### Input records
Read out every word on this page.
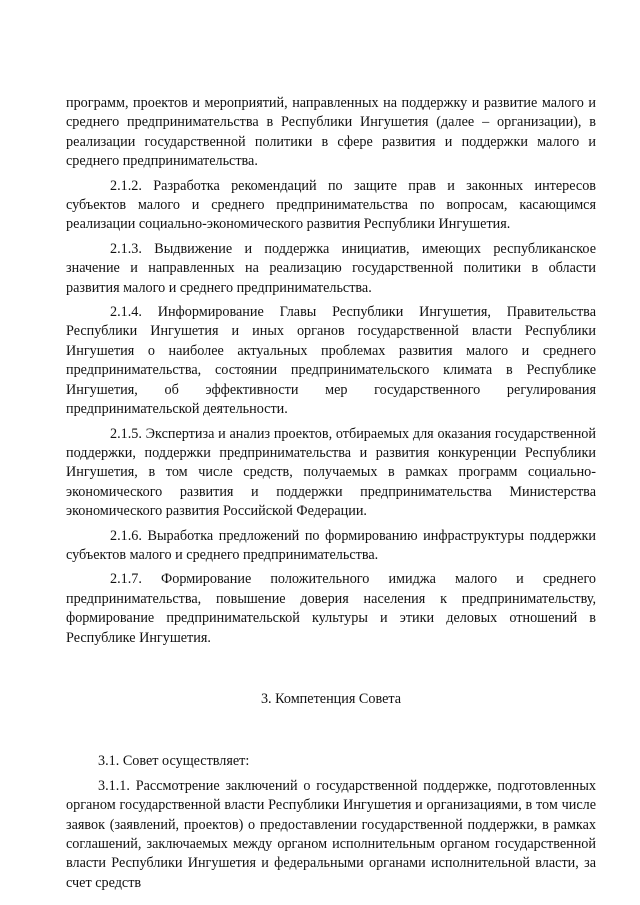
программ, проектов и мероприятий, направленных на поддержку и развитие малого и среднего предпринимательства в Республики Ингушетия (далее – организации), в реализации государственной политики в сфере развития и поддержки малого и среднего предпринимательства.

2.1.2. Разработка рекомендаций по защите прав и законных интересов субъектов малого и среднего предпринимательства по вопросам, касающимся реализации социально-экономического развития Республики Ингушетия.

2.1.3. Выдвижение и поддержка инициатив, имеющих республиканское значение и направленных на реализацию государственной политики в области развития малого и среднего предпринимательства.

2.1.4. Информирование Главы Республики Ингушетия, Правительства Республики Ингушетия и иных органов государственной власти Республики Ингушетия о наиболее актуальных проблемах развития малого и среднего предпринимательства, состоянии предпринимательского климата в Республике Ингушетия, об эффективности мер государственного регулирования предпринимательской деятельности.

2.1.5. Экспертиза и анализ проектов, отбираемых для оказания государственной поддержки, поддержки предпринимательства и развития конкуренции Республики Ингушетия, в том числе средств, получаемых в рамках программ социально-экономического развития и поддержки предпринимательства Министерства экономического развития Российской Федерации.

2.1.6. Выработка предложений по формированию инфраструктуры поддержки субъектов малого и среднего предпринимательства.

2.1.7. Формирование положительного имиджа малого и среднего предпринимательства, повышение доверия населения к предпринимательству, формирование предпринимательской культуры и этики деловых отношений в Республике Ингушетия.

3. Компетенция Совета

3.1. Совет осуществляет:

3.1.1. Рассмотрение заключений о государственной поддержке, подготовленных органом государственной власти Республики Ингушетия и организациями, в том числе заявок (заявлений, проектов) о предоставлении государственной поддержки, в рамках соглашений, заключаемых между органом исполнительным органом государственной власти Республики Ингушетия и федеральными органами исполнительной власти, за счет средств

### Objective
Omit every picture, then repeat the remaining data exactly as it appears above.

### Exercise answer
Read out every word on this page.
программ, проектов и мероприятий, направленных на поддержку и развитие малого и среднего предпринимательства в Республики Ингушетия (далее – организации), в реализации государственной политики в сфере развития и поддержки малого и среднего предпринимательства.

2.1.2. Разработка рекомендаций по защите прав и законных интересов субъектов малого и среднего предпринимательства по вопросам, касающимся реализации социально-экономического развития Республики Ингушетия.

2.1.3. Выдвижение и поддержка инициатив, имеющих республиканское значение и направленных на реализацию государственной политики в области развития малого и среднего предпринимательства.

2.1.4. Информирование Главы Республики Ингушетия, Правительства Республики Ингушетия и иных органов государственной власти Республики Ингушетия о наиболее актуальных проблемах развития малого и среднего предпринимательства, состоянии предпринимательского климата в Республике Ингушетия, об эффективности мер государственного регулирования предпринимательской деятельности.

2.1.5. Экспертиза и анализ проектов, отбираемых для оказания государственной поддержки, поддержки предпринимательства и развития конкуренции Республики Ингушетия, в том числе средств, получаемых в рамках программ социально-экономического развития и поддержки предпринимательства Министерства экономического развития Российской Федерации.

2.1.6. Выработка предложений по формированию инфраструктуры поддержки субъектов малого и среднего предпринимательства.

2.1.7. Формирование положительного имиджа малого и среднего предпринимательства, повышение доверия населения к предпринимательству, формирование предпринимательской культуры и этики деловых отношений в Республике Ингушетия.

3. Компетенция Совета

3.1. Совет осуществляет:

3.1.1. Рассмотрение заключений о государственной поддержке, подготовленных органом государственной власти Республики Ингушетия и организациями, в том числе заявок (заявлений, проектов) о предоставлении государственной поддержки, в рамках соглашений, заключаемых между органом исполнительным органом государственной власти Республики Ингушетия и федеральными органами исполнительной власти, за счет средств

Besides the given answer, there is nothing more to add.